*The exercise:* Go through the listing below and list every line with "color".

====

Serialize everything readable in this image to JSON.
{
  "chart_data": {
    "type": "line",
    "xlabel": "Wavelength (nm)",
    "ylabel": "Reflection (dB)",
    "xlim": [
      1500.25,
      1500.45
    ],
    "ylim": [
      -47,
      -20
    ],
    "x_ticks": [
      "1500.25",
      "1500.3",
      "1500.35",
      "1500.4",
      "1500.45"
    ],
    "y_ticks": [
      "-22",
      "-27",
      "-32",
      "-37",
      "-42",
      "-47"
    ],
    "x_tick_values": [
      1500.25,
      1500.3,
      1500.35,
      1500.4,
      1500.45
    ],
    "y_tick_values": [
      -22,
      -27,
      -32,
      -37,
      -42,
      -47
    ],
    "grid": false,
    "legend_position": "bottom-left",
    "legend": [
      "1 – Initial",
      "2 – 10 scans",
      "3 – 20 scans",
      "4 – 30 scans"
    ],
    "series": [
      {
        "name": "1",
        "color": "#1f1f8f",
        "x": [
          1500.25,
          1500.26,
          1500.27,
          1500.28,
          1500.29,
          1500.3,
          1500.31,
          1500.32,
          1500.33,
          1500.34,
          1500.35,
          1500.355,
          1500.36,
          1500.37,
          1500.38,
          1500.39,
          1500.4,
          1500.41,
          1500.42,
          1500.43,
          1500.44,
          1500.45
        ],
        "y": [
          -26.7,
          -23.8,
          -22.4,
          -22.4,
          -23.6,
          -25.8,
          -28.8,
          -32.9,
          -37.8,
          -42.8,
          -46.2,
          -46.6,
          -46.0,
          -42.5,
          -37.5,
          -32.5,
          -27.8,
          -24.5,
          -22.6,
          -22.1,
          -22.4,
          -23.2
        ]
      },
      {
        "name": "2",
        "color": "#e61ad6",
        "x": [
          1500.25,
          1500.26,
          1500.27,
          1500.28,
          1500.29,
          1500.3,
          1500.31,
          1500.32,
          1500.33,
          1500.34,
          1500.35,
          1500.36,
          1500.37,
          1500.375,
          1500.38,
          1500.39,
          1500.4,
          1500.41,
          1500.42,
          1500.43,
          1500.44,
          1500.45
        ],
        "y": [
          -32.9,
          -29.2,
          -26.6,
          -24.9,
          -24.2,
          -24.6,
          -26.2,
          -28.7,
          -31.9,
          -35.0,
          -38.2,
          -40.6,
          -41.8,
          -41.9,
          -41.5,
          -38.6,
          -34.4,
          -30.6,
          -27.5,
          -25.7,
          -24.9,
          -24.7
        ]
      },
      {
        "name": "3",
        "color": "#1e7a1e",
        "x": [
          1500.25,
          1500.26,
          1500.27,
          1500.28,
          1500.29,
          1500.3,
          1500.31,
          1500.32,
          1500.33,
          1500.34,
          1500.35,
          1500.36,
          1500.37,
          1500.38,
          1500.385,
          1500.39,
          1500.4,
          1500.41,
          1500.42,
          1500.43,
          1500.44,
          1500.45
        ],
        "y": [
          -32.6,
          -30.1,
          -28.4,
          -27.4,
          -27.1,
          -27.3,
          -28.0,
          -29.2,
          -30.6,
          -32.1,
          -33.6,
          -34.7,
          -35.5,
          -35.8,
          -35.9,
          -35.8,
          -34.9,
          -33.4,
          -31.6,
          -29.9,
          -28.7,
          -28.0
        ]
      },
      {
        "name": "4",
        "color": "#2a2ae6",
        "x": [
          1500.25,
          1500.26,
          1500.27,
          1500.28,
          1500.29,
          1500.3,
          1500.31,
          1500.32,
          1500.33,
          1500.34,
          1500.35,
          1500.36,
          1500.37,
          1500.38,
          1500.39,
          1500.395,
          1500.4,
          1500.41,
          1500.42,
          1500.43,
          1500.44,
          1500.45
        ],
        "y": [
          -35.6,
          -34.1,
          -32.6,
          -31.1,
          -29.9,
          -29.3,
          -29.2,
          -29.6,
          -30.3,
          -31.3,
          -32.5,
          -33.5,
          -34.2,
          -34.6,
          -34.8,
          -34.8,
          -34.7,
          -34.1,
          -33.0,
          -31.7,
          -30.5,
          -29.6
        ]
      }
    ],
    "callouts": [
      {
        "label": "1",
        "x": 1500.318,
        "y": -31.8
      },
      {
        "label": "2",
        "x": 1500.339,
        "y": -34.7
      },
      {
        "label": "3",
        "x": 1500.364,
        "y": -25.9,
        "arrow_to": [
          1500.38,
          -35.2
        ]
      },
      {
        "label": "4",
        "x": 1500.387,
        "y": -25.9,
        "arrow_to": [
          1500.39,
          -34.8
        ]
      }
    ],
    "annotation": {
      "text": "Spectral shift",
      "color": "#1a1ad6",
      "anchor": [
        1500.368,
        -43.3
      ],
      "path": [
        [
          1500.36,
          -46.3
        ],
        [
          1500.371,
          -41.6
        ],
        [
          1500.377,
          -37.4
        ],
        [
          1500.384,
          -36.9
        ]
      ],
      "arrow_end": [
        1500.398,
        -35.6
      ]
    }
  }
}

====

*Solution to this exercise:*
        "color": "#1f1f8f",
        "color": "#e61ad6",
        "color": "#1e7a1e",
        "color": "#2a2ae6",
      "color": "#1a1ad6",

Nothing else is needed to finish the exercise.